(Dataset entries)
------

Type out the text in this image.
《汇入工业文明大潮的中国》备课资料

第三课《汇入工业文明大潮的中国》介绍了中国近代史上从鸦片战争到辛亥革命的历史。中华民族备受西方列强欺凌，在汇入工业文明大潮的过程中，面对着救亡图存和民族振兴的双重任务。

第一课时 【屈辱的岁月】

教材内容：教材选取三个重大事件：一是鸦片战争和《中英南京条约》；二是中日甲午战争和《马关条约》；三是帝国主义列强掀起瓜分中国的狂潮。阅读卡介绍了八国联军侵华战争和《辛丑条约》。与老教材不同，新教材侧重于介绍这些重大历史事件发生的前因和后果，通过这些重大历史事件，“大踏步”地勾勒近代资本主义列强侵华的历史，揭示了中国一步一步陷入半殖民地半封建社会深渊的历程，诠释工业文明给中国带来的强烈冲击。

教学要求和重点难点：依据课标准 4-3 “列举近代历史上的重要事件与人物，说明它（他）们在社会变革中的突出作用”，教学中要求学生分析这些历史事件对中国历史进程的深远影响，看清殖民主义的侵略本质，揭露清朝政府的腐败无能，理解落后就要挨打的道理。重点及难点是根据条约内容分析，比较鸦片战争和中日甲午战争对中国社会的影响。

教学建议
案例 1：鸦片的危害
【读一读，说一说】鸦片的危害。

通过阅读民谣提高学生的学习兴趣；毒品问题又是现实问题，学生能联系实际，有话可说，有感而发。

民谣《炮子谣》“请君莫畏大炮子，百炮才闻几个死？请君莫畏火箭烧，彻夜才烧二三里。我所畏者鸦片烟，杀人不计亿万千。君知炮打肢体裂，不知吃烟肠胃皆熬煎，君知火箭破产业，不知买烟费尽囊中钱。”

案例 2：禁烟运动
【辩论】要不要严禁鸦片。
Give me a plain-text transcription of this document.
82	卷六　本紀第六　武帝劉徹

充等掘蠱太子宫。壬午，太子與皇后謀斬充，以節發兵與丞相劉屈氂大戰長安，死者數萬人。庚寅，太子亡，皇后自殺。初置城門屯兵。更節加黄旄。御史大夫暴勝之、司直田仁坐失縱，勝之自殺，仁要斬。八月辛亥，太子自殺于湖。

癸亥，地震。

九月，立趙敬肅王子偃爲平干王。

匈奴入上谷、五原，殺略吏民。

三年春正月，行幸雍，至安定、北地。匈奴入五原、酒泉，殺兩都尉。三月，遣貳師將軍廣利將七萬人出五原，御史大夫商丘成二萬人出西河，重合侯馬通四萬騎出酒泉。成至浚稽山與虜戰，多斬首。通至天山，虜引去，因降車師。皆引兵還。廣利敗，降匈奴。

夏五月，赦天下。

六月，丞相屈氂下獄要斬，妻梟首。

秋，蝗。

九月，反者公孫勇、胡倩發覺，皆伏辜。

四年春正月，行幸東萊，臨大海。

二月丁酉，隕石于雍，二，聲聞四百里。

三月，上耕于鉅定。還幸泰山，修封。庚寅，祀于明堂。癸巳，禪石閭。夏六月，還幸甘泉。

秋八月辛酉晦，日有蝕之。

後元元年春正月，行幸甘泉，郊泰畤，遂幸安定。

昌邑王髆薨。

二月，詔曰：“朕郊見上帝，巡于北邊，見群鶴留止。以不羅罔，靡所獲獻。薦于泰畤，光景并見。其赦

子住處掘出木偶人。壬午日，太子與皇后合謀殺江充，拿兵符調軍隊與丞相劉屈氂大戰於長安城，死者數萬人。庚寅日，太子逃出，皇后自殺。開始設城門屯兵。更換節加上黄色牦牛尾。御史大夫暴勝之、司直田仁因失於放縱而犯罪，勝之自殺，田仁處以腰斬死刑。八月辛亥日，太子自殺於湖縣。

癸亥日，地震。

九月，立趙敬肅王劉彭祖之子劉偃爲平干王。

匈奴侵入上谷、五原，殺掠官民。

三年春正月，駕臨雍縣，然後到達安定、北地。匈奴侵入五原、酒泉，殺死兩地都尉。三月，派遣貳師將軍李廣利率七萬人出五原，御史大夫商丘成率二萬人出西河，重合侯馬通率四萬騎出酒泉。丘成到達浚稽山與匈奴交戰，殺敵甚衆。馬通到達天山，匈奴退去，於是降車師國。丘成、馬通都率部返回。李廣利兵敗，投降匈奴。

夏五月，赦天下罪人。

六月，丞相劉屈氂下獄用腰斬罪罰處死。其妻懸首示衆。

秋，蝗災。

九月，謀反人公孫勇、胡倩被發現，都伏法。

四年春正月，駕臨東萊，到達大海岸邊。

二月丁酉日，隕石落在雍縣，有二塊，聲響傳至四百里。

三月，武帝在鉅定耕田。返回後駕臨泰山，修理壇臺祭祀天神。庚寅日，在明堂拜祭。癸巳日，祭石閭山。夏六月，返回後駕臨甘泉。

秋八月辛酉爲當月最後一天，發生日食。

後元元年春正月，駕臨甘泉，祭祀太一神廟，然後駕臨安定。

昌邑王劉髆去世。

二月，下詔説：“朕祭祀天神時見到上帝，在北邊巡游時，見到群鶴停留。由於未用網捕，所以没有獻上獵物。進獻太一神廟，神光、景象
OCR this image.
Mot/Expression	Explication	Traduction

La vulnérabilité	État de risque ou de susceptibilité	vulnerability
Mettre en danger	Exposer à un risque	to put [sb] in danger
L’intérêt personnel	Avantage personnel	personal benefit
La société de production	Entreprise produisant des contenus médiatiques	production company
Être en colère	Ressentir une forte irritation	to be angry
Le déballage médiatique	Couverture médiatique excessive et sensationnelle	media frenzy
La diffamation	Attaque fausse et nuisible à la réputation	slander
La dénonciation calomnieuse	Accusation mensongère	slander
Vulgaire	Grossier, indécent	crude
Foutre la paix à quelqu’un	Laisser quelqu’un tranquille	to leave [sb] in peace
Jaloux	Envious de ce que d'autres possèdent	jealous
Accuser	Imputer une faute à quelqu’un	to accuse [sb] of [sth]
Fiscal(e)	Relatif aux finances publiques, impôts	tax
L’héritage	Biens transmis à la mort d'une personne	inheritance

------

DO THIS = Retype every record above exactly as it appears.

THE SOLUTION =
Type out the text in this image.
《汇入工业文明大潮的中国》备课资料

第三课《汇入工业文明大潮的中国》介绍了中国近代史上从鸦片战争到辛亥革命的历史。中华民族备受西方列强欺凌，在汇入工业文明大潮的过程中，面对着救亡图存和民族振兴的双重任务。

第一课时 【屈辱的岁月】

教材内容：教材选取三个重大事件：一是鸦片战争和《中英南京条约》；二是中日甲午战争和《马关条约》；三是帝国主义列强掀起瓜分中国的狂潮。阅读卡介绍了八国联军侵华战争和《辛丑条约》。与老教材不同，新教材侧重于介绍这些重大历史事件发生的前因和后果，通过这些重大历史事件，“大踏步”地勾勒近代资本主义列强侵华的历史，揭示了中国一步一步陷入半殖民地半封建社会深渊的历程，诠释工业文明给中国带来的强烈冲击。

教学要求和重点难点：依据课标准 4-3 “列举近代历史上的重要事件与人物，说明它（他）们在社会变革中的突出作用”，教学中要求学生分析这些历史事件对中国历史进程的深远影响，看清殖民主义的侵略本质，揭露清朝政府的腐败无能，理解落后就要挨打的道理。重点及难点是根据条约内容分析，比较鸦片战争和中日甲午战争对中国社会的影响。

教学建议
案例 1：鸦片的危害
【读一读，说一说】鸦片的危害。

通过阅读民谣提高学生的学习兴趣；毒品问题又是现实问题，学生能联系实际，有话可说，有感而发。

民谣《炮子谣》“请君莫畏大炮子，百炮才闻几个死？请君莫畏火箭烧，彻夜才烧二三里。我所畏者鸦片烟，杀人不计亿万千。君知炮打肢体裂，不知吃烟肠胃皆熬煎，君知火箭破产业，不知买烟费尽囊中钱。”

案例 2：禁烟运动
【辩论】要不要严禁鸦片。
Give me a plain-text transcription of this document.
82	卷六　本紀第六　武帝劉徹

充等掘蠱太子宫。壬午，太子與皇后謀斬充，以節發兵與丞相劉屈氂大戰長安，死者數萬人。庚寅，太子亡，皇后自殺。初置城門屯兵。更節加黄旄。御史大夫暴勝之、司直田仁坐失縱，勝之自殺，仁要斬。八月辛亥，太子自殺于湖。

癸亥，地震。

九月，立趙敬肅王子偃爲平干王。

匈奴入上谷、五原，殺略吏民。

三年春正月，行幸雍，至安定、北地。匈奴入五原、酒泉，殺兩都尉。三月，遣貳師將軍廣利將七萬人出五原，御史大夫商丘成二萬人出西河，重合侯馬通四萬騎出酒泉。成至浚稽山與虜戰，多斬首。通至天山，虜引去，因降車師。皆引兵還。廣利敗，降匈奴。

夏五月，赦天下。

六月，丞相屈氂下獄要斬，妻梟首。

秋，蝗。

九月，反者公孫勇、胡倩發覺，皆伏辜。

四年春正月，行幸東萊，臨大海。

二月丁酉，隕石于雍，二，聲聞四百里。

三月，上耕于鉅定。還幸泰山，修封。庚寅，祀于明堂。癸巳，禪石閭。夏六月，還幸甘泉。

秋八月辛酉晦，日有蝕之。

後元元年春正月，行幸甘泉，郊泰畤，遂幸安定。

昌邑王髆薨。

二月，詔曰：“朕郊見上帝，巡于北邊，見群鶴留止。以不羅罔，靡所獲獻。薦于泰畤，光景并見。其赦

子住處掘出木偶人。壬午日，太子與皇后合謀殺江充，拿兵符調軍隊與丞相劉屈氂大戰於長安城，死者數萬人。庚寅日，太子逃出，皇后自殺。開始設城門屯兵。更換節加上黄色牦牛尾。御史大夫暴勝之、司直田仁因失於放縱而犯罪，勝之自殺，田仁處以腰斬死刑。八月辛亥日，太子自殺於湖縣。

癸亥日，地震。

九月，立趙敬肅王劉彭祖之子劉偃爲平干王。

匈奴侵入上谷、五原，殺掠官民。

三年春正月，駕臨雍縣，然後到達安定、北地。匈奴侵入五原、酒泉，殺死兩地都尉。三月，派遣貳師將軍李廣利率七萬人出五原，御史大夫商丘成率二萬人出西河，重合侯馬通率四萬騎出酒泉。丘成到達浚稽山與匈奴交戰，殺敵甚衆。馬通到達天山，匈奴退去，於是降車師國。丘成、馬通都率部返回。李廣利兵敗，投降匈奴。

夏五月，赦天下罪人。

六月，丞相劉屈氂下獄用腰斬罪罰處死。其妻懸首示衆。

秋，蝗災。

九月，謀反人公孫勇、胡倩被發現，都伏法。

四年春正月，駕臨東萊，到達大海岸邊。

二月丁酉日，隕石落在雍縣，有二塊，聲響傳至四百里。

三月，武帝在鉅定耕田。返回後駕臨泰山，修理壇臺祭祀天神。庚寅日，在明堂拜祭。癸巳日，祭石閭山。夏六月，返回後駕臨甘泉。

秋八月辛酉爲當月最後一天，發生日食。

後元元年春正月，駕臨甘泉，祭祀太一神廟，然後駕臨安定。

昌邑王劉髆去世。

二月，下詔説：“朕祭祀天神時見到上帝，在北邊巡游時，見到群鶴停留。由於未用網捕，所以没有獻上獵物。進獻太一神廟，神光、景象
OCR this image.
Mot/Expression	Explication	Traduction

La vulnérabilité	État de risque ou de susceptibilité	vulnerability
Mettre en danger	Exposer à un risque	to put [sb] in danger
L’intérêt personnel	Avantage personnel	personal benefit
La société de production	Entreprise produisant des contenus médiatiques	production company
Être en colère	Ressentir une forte irritation	to be angry
Le déballage médiatique	Couverture médiatique excessive et sensationnelle	media frenzy
La diffamation	Attaque fausse et nuisible à la réputation	slander
La dénonciation calomnieuse	Accusation mensongère	slander
Vulgaire	Grossier, indécent	crude
Foutre la paix à quelqu’un	Laisser quelqu’un tranquille	to leave [sb] in peace
Jaloux	Envious de ce que d'autres possèdent	jealous
Accuser	Imputer une faute à quelqu’un	to accuse [sb] of [sth]
Fiscal(e)	Relatif aux finances publiques, impôts	tax
L’héritage	Biens transmis à la mort d'une personne	inheritance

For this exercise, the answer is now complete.